(Work instructions) Copy out every line in which the string "JSON" occurs.

***

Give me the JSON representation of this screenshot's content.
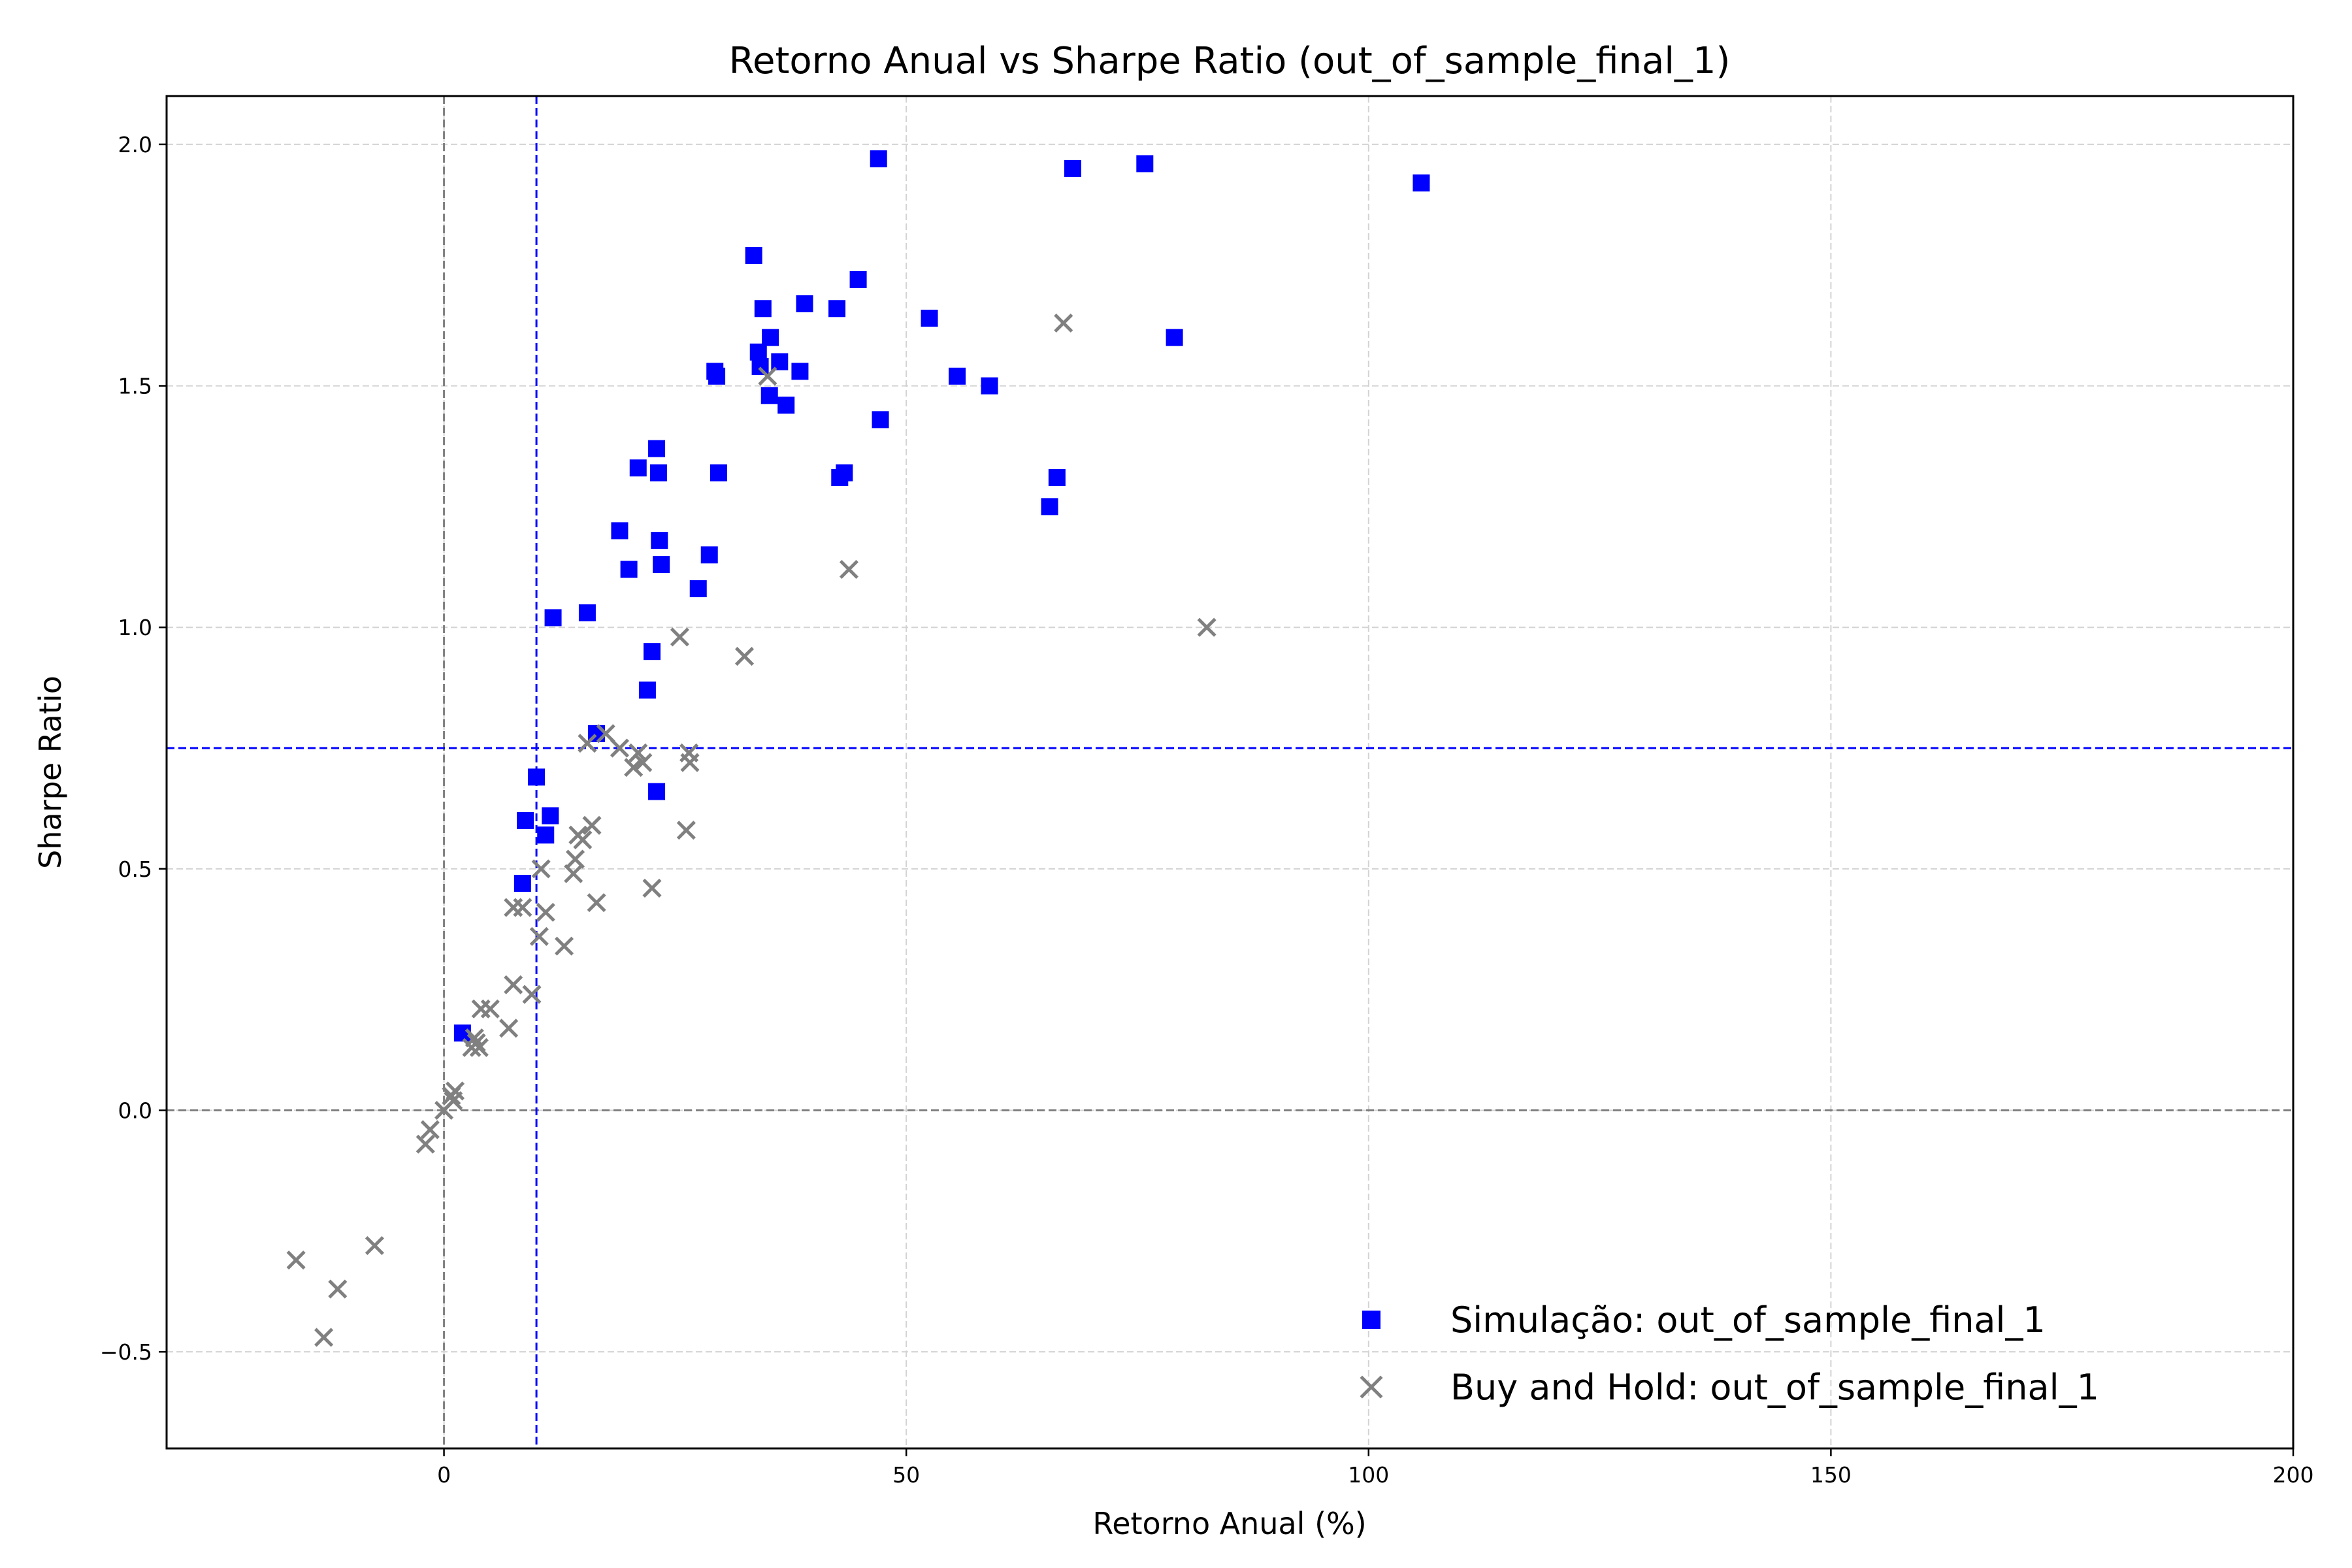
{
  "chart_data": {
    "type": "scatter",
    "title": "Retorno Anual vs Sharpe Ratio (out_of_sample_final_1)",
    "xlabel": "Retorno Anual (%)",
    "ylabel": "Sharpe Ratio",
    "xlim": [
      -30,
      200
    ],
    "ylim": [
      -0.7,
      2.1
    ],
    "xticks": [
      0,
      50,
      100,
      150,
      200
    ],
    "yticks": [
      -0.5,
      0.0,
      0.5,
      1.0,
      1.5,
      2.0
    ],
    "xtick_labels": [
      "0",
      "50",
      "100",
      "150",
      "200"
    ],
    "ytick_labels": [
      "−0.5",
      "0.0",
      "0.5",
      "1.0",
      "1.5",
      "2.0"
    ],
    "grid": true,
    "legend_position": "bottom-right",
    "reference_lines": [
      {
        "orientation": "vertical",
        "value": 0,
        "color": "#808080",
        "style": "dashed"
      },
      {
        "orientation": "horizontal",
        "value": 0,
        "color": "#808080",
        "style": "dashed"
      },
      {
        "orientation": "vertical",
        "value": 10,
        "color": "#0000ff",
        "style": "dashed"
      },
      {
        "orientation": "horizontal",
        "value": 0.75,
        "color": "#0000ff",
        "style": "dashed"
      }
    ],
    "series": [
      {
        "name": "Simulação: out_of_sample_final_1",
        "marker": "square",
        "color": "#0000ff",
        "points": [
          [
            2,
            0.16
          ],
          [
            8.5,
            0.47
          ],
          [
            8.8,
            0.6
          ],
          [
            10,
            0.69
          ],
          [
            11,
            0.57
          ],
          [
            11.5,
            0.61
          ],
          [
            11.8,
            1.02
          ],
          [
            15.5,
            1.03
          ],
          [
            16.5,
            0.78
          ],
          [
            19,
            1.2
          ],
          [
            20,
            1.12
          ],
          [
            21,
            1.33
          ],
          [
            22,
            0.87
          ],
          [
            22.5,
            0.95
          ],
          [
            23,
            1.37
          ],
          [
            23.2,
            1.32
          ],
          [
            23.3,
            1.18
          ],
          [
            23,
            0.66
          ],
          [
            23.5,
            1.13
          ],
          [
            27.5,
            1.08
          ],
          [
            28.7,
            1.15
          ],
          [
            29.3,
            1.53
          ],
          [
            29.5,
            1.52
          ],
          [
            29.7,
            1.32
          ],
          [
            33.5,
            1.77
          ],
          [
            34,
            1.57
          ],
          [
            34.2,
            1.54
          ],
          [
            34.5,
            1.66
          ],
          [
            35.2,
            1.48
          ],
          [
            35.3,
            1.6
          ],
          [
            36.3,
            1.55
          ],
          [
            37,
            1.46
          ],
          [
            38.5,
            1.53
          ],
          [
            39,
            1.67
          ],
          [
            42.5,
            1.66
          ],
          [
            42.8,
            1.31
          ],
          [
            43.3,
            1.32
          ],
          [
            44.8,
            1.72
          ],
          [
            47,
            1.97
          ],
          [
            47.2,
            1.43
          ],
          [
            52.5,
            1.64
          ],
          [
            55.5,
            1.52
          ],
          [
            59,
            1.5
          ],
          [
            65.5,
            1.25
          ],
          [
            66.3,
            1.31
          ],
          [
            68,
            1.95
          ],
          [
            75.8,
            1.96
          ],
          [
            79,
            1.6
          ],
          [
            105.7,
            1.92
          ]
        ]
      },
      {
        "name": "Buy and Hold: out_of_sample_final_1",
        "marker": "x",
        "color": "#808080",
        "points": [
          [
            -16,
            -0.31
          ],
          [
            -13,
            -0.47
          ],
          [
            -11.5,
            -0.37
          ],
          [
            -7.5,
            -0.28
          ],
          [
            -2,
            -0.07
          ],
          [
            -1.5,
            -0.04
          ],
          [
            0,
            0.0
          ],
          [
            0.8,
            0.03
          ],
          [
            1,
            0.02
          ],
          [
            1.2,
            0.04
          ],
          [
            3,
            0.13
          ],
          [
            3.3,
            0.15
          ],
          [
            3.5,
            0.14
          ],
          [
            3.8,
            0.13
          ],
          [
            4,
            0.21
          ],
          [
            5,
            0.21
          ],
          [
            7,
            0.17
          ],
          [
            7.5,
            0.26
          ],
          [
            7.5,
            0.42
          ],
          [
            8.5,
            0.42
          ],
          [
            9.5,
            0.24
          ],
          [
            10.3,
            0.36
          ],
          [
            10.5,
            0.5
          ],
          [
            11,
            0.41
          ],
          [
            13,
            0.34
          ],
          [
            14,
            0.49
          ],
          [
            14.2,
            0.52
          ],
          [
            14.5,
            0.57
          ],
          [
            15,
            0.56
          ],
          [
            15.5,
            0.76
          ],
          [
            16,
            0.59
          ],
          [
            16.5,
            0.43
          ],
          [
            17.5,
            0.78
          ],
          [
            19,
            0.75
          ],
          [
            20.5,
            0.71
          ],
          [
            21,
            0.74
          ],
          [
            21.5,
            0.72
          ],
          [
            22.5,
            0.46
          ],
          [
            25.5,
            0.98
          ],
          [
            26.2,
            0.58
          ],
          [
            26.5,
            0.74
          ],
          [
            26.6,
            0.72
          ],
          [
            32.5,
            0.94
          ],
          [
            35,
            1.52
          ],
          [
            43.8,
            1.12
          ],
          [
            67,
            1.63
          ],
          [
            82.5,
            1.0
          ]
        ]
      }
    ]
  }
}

***

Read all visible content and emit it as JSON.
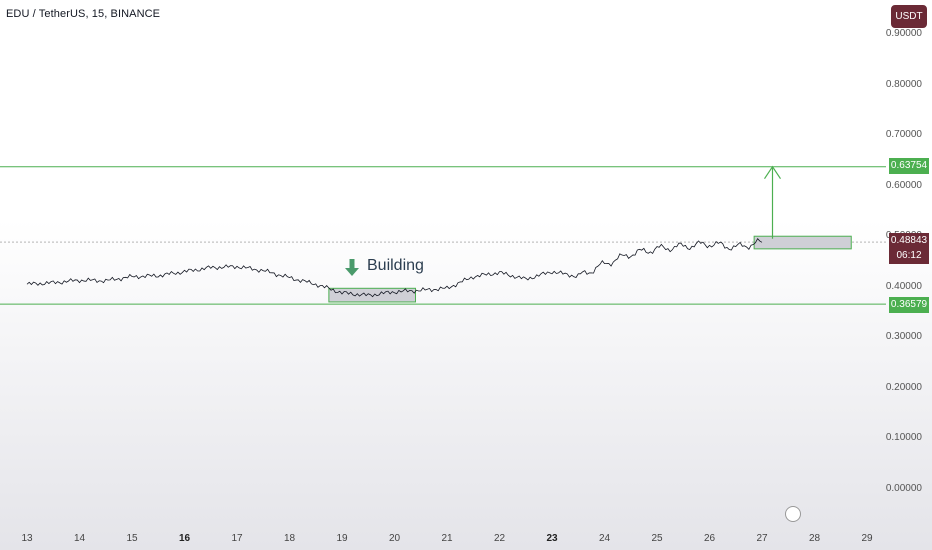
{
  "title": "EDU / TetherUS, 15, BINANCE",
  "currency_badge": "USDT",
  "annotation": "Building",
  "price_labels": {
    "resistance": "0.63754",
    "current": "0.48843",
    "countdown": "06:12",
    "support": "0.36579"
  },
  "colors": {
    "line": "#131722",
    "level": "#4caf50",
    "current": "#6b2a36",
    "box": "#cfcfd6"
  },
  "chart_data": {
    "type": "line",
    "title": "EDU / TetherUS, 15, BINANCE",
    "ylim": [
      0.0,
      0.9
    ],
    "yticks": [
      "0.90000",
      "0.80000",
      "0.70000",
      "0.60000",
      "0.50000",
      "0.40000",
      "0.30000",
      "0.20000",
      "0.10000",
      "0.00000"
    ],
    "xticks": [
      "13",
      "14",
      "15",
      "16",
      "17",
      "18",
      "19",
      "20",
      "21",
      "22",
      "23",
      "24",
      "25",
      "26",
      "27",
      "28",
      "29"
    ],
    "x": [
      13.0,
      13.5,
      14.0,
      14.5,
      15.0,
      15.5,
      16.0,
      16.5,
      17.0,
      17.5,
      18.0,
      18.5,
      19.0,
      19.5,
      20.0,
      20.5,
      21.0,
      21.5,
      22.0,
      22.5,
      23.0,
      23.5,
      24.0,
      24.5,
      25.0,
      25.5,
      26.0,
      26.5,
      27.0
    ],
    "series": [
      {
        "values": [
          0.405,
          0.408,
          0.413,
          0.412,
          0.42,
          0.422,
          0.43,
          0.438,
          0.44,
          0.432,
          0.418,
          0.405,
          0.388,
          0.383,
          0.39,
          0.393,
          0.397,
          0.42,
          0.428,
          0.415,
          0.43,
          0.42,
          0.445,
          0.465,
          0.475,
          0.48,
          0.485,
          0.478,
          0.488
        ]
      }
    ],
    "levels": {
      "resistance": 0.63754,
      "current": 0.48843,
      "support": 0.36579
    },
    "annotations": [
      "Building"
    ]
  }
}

***

(Task response)
Give me the JSON representation of this screenshot's content.
Read all visible content and emit it as JSON.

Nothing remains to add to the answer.